Go through the listing below and list every line with "amplitudes".

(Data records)
┏━━
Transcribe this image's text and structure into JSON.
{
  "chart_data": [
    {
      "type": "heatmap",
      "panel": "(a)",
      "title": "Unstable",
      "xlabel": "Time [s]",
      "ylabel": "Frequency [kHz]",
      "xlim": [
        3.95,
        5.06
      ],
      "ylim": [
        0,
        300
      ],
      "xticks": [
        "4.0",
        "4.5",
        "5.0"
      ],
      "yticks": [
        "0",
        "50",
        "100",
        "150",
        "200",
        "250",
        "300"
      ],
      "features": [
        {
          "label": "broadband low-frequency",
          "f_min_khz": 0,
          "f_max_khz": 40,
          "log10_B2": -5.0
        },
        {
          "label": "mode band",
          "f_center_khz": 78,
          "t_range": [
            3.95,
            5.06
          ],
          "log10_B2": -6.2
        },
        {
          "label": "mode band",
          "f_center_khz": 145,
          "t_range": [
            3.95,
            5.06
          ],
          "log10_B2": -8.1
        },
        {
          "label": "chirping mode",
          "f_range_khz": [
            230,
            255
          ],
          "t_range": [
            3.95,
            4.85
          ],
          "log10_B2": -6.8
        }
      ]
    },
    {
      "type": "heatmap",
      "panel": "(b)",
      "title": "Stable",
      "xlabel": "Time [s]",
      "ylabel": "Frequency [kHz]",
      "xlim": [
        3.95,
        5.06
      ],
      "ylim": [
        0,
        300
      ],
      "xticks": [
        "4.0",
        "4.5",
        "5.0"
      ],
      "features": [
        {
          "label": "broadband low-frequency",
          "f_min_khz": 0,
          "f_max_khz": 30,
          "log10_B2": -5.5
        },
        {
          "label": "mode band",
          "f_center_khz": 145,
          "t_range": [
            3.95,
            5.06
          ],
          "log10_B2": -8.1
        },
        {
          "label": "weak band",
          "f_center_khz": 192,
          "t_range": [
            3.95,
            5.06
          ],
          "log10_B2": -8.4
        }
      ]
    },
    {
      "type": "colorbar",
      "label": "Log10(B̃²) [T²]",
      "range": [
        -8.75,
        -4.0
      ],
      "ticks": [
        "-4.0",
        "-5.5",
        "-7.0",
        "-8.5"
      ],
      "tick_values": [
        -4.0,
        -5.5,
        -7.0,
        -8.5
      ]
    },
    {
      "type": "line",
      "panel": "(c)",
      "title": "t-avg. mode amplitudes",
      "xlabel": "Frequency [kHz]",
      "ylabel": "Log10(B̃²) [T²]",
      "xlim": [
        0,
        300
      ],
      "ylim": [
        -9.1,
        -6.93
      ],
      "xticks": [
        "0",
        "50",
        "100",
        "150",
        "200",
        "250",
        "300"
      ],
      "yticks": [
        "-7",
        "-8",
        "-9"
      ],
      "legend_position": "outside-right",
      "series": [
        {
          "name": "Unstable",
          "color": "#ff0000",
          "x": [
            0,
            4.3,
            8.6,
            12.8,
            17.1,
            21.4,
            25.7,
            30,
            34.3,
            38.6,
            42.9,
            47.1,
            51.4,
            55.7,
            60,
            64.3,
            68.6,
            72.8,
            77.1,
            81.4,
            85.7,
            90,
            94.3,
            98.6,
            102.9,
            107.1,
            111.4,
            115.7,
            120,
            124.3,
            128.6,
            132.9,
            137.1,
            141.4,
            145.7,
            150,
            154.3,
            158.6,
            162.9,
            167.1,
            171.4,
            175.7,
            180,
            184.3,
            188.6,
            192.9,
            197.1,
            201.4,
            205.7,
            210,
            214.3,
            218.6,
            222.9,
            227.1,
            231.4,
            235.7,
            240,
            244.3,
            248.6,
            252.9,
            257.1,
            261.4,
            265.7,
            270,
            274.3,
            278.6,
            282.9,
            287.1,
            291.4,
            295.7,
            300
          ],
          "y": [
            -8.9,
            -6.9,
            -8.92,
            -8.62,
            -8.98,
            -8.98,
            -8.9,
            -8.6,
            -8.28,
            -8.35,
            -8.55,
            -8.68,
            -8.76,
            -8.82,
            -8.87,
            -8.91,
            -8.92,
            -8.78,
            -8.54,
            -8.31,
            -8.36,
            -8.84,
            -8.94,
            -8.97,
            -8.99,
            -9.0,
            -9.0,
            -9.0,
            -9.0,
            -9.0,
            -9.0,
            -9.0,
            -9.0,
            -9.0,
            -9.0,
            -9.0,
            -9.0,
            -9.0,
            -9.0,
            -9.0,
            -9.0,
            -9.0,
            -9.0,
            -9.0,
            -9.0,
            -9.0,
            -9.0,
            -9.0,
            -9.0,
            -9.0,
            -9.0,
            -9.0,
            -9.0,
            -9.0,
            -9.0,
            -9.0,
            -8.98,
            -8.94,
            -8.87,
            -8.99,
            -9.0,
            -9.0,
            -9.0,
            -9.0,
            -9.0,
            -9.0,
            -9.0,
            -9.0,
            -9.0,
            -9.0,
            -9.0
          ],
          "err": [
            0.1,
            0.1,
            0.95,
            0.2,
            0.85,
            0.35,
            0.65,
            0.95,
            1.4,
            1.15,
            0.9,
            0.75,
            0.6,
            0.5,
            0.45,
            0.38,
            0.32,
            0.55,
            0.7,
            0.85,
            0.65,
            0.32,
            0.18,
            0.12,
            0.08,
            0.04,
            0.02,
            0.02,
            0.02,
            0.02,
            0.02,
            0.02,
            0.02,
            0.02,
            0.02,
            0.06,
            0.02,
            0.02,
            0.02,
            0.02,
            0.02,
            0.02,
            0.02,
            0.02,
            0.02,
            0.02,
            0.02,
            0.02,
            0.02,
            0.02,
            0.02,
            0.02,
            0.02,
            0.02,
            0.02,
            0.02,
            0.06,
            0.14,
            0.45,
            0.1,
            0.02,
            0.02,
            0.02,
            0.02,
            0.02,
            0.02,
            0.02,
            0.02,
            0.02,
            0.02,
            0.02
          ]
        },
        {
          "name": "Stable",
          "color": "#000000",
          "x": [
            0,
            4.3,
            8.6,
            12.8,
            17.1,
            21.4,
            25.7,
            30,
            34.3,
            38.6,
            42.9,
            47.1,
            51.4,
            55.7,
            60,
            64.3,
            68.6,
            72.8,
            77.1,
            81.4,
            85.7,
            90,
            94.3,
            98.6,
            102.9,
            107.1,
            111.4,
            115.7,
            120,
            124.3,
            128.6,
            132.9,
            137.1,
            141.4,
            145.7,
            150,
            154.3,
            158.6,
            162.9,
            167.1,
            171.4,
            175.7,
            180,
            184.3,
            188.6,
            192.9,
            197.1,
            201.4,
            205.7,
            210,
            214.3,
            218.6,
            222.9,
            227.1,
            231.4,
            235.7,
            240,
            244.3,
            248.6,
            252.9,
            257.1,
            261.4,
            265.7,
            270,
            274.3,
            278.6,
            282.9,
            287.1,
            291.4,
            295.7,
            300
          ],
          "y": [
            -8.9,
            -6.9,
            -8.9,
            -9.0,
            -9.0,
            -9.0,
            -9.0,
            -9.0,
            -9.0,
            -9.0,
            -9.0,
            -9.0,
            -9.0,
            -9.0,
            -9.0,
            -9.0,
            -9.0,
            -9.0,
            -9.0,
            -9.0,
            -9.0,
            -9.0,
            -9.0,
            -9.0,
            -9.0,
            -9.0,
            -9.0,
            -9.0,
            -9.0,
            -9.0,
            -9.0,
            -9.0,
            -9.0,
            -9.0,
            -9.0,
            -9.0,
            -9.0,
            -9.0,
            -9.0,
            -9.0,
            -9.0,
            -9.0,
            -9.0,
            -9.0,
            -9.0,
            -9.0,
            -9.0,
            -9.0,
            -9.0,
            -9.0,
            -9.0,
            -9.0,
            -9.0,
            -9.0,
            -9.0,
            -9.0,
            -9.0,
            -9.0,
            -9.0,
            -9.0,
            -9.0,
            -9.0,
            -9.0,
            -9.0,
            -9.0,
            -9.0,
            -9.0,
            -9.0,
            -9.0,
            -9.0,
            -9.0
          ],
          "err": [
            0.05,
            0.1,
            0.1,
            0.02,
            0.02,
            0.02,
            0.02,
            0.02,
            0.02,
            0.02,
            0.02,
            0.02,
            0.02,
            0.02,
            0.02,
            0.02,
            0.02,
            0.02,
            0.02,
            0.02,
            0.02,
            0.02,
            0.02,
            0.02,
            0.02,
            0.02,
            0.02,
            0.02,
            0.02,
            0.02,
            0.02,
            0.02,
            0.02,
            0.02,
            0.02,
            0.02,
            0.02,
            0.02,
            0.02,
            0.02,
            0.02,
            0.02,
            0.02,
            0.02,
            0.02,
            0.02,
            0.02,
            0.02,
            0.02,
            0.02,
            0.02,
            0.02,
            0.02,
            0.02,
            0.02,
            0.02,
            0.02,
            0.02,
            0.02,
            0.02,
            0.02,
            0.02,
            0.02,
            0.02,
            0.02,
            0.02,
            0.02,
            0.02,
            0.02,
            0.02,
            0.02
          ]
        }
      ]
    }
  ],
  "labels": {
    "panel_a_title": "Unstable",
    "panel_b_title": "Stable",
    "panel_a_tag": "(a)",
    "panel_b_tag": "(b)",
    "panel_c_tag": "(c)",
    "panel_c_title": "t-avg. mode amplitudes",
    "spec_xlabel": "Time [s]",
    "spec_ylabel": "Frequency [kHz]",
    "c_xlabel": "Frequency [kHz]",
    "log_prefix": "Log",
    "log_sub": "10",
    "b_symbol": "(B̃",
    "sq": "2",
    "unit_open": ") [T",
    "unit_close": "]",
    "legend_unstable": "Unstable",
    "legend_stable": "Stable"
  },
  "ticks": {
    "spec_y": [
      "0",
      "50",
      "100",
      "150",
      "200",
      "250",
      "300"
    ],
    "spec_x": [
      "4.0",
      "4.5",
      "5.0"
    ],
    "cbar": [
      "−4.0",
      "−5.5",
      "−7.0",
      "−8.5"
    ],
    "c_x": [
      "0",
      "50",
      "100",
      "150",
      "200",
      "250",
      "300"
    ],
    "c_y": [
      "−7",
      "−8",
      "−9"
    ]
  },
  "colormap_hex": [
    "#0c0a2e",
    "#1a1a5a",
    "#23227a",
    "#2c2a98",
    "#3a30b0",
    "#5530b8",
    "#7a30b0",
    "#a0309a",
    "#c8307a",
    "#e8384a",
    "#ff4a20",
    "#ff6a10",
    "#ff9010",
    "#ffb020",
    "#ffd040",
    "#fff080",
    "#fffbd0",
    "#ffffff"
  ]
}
┗━━
▶ [SOLUTION]:
      "title": "t-avg. mode amplitudes",
    "panel_c_title": "t-avg. mode amplitudes",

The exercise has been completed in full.